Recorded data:
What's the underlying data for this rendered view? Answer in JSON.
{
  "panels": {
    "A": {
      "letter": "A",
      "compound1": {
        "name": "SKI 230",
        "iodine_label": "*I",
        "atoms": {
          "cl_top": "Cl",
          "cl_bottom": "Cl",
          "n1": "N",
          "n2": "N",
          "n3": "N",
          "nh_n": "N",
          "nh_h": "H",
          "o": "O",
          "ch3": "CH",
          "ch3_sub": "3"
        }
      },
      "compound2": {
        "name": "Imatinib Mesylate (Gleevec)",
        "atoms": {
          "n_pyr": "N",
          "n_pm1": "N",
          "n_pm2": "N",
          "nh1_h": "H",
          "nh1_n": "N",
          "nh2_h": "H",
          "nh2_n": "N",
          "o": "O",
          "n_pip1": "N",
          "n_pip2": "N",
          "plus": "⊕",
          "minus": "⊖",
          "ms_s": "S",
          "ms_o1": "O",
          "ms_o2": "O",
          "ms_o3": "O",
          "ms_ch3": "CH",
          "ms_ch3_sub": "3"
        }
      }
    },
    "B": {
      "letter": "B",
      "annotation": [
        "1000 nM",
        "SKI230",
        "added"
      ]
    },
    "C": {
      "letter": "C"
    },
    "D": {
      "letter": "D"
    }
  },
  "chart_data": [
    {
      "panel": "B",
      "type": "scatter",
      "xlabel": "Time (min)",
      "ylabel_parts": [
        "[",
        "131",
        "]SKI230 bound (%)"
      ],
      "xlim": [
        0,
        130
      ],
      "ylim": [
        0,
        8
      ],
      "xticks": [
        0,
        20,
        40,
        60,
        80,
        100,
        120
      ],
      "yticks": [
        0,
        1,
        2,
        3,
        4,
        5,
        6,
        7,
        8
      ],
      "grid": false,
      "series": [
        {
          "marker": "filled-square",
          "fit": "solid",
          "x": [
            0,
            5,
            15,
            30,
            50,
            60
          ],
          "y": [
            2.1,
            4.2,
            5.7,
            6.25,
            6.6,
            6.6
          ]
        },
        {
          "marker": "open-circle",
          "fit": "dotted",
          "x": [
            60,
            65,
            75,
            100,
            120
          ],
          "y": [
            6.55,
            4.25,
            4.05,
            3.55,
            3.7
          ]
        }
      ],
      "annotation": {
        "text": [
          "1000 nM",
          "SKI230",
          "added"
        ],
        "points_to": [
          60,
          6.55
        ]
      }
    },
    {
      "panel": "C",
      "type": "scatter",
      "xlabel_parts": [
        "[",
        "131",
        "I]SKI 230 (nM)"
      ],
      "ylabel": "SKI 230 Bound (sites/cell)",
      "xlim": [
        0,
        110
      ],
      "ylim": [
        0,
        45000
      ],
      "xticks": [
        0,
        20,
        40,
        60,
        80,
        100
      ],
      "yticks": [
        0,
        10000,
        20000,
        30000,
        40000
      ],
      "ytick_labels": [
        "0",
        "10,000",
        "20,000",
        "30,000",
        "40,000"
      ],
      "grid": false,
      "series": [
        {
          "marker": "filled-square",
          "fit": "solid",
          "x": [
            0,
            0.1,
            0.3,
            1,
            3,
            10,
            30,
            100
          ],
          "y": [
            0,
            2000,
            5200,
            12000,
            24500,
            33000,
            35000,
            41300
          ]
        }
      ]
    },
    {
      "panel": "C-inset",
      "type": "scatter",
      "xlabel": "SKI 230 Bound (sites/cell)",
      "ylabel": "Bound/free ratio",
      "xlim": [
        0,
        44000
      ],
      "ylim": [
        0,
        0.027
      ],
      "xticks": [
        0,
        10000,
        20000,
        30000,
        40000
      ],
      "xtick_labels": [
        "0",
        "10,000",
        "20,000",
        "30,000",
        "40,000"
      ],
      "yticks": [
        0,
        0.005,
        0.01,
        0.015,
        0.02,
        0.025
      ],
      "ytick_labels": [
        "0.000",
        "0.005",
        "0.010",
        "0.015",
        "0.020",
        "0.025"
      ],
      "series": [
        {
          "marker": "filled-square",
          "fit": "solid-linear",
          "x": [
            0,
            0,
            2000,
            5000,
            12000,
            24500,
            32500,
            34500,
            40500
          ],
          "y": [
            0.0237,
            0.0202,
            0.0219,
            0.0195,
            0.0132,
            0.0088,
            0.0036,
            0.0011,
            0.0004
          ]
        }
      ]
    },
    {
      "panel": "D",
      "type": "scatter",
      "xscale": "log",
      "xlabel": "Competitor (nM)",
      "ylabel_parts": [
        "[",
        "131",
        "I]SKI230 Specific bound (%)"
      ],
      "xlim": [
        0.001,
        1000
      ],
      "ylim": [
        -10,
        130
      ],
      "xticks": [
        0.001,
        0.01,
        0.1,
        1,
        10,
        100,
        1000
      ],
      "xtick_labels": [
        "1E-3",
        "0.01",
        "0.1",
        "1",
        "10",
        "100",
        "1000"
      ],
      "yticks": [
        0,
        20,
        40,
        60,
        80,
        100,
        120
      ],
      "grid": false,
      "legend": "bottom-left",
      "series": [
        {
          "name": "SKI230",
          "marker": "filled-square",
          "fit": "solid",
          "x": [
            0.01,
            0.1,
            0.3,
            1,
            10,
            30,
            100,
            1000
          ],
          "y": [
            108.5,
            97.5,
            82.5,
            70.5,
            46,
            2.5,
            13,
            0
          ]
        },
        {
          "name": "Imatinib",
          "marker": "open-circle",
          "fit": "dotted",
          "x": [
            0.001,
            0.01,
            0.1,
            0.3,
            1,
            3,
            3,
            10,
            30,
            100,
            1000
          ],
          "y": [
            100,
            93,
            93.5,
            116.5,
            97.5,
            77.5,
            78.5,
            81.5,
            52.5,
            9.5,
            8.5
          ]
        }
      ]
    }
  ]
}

Written task:
Reproduce the material verbatim, line by line.

Correct result:
What's the underlying data for this rendered view? Answer in JSON.
{
  "panels": {
    "A": {
      "letter": "A",
      "compound1": {
        "name": "SKI 230",
        "iodine_label": "*I",
        "atoms": {
          "cl_top": "Cl",
          "cl_bottom": "Cl",
          "n1": "N",
          "n2": "N",
          "n3": "N",
          "nh_n": "N",
          "nh_h": "H",
          "o": "O",
          "ch3": "CH",
          "ch3_sub": "3"
        }
      },
      "compound2": {
        "name": "Imatinib Mesylate (Gleevec)",
        "atoms": {
          "n_pyr": "N",
          "n_pm1": "N",
          "n_pm2": "N",
          "nh1_h": "H",
          "nh1_n": "N",
          "nh2_h": "H",
          "nh2_n": "N",
          "o": "O",
          "n_pip1": "N",
          "n_pip2": "N",
          "plus": "⊕",
          "minus": "⊖",
          "ms_s": "S",
          "ms_o1": "O",
          "ms_o2": "O",
          "ms_o3": "O",
          "ms_ch3": "CH",
          "ms_ch3_sub": "3"
        }
      }
    },
    "B": {
      "letter": "B",
      "annotation": [
        "1000 nM",
        "SKI230",
        "added"
      ]
    },
    "C": {
      "letter": "C"
    },
    "D": {
      "letter": "D"
    }
  },
  "chart_data": [
    {
      "panel": "B",
      "type": "scatter",
      "xlabel": "Time (min)",
      "ylabel_parts": [
        "[",
        "131",
        "]SKI230 bound (%)"
      ],
      "xlim": [
        0,
        130
      ],
      "ylim": [
        0,
        8
      ],
      "xticks": [
        0,
        20,
        40,
        60,
        80,
        100,
        120
      ],
      "yticks": [
        0,
        1,
        2,
        3,
        4,
        5,
        6,
        7,
        8
      ],
      "grid": false,
      "series": [
        {
          "marker": "filled-square",
          "fit": "solid",
          "x": [
            0,
            5,
            15,
            30,
            50,
            60
          ],
          "y": [
            2.1,
            4.2,
            5.7,
            6.25,
            6.6,
            6.6
          ]
        },
        {
          "marker": "open-circle",
          "fit": "dotted",
          "x": [
            60,
            65,
            75,
            100,
            120
          ],
          "y": [
            6.55,
            4.25,
            4.05,
            3.55,
            3.7
          ]
        }
      ],
      "annotation": {
        "text": [
          "1000 nM",
          "SKI230",
          "added"
        ],
        "points_to": [
          60,
          6.55
        ]
      }
    },
    {
      "panel": "C",
      "type": "scatter",
      "xlabel_parts": [
        "[",
        "131",
        "I]SKI 230 (nM)"
      ],
      "ylabel": "SKI 230 Bound (sites/cell)",
      "xlim": [
        0,
        110
      ],
      "ylim": [
        0,
        45000
      ],
      "xticks": [
        0,
        20,
        40,
        60,
        80,
        100
      ],
      "yticks": [
        0,
        10000,
        20000,
        30000,
        40000
      ],
      "ytick_labels": [
        "0",
        "10,000",
        "20,000",
        "30,000",
        "40,000"
      ],
      "grid": false,
      "series": [
        {
          "marker": "filled-square",
          "fit": "solid",
          "x": [
            0,
            0.1,
            0.3,
            1,
            3,
            10,
            30,
            100
          ],
          "y": [
            0,
            2000,
            5200,
            12000,
            24500,
            33000,
            35000,
            41300
          ]
        }
      ]
    },
    {
      "panel": "C-inset",
      "type": "scatter",
      "xlabel": "SKI 230 Bound (sites/cell)",
      "ylabel": "Bound/free ratio",
      "xlim": [
        0,
        44000
      ],
      "ylim": [
        0,
        0.027
      ],
      "xticks": [
        0,
        10000,
        20000,
        30000,
        40000
      ],
      "xtick_labels": [
        "0",
        "10,000",
        "20,000",
        "30,000",
        "40,000"
      ],
      "yticks": [
        0,
        0.005,
        0.01,
        0.015,
        0.02,
        0.025
      ],
      "ytick_labels": [
        "0.000",
        "0.005",
        "0.010",
        "0.015",
        "0.020",
        "0.025"
      ],
      "series": [
        {
          "marker": "filled-square",
          "fit": "solid-linear",
          "x": [
            0,
            0,
            2000,
            5000,
            12000,
            24500,
            32500,
            34500,
            40500
          ],
          "y": [
            0.0237,
            0.0202,
            0.0219,
            0.0195,
            0.0132,
            0.0088,
            0.0036,
            0.0011,
            0.0004
          ]
        }
      ]
    },
    {
      "panel": "D",
      "type": "scatter",
      "xscale": "log",
      "xlabel": "Competitor (nM)",
      "ylabel_parts": [
        "[",
        "131",
        "I]SKI230 Specific bound (%)"
      ],
      "xlim": [
        0.001,
        1000
      ],
      "ylim": [
        -10,
        130
      ],
      "xticks": [
        0.001,
        0.01,
        0.1,
        1,
        10,
        100,
        1000
      ],
      "xtick_labels": [
        "1E-3",
        "0.01",
        "0.1",
        "1",
        "10",
        "100",
        "1000"
      ],
      "yticks": [
        0,
        20,
        40,
        60,
        80,
        100,
        120
      ],
      "grid": false,
      "legend": "bottom-left",
      "series": [
        {
          "name": "SKI230",
          "marker": "filled-square",
          "fit": "solid",
          "x": [
            0.01,
            0.1,
            0.3,
            1,
            10,
            30,
            100,
            1000
          ],
          "y": [
            108.5,
            97.5,
            82.5,
            70.5,
            46,
            2.5,
            13,
            0
          ]
        },
        {
          "name": "Imatinib",
          "marker": "open-circle",
          "fit": "dotted",
          "x": [
            0.001,
            0.01,
            0.1,
            0.3,
            1,
            3,
            3,
            10,
            30,
            100,
            1000
          ],
          "y": [
            100,
            93,
            93.5,
            116.5,
            97.5,
            77.5,
            78.5,
            81.5,
            52.5,
            9.5,
            8.5
          ]
        }
      ]
    }
  ]
}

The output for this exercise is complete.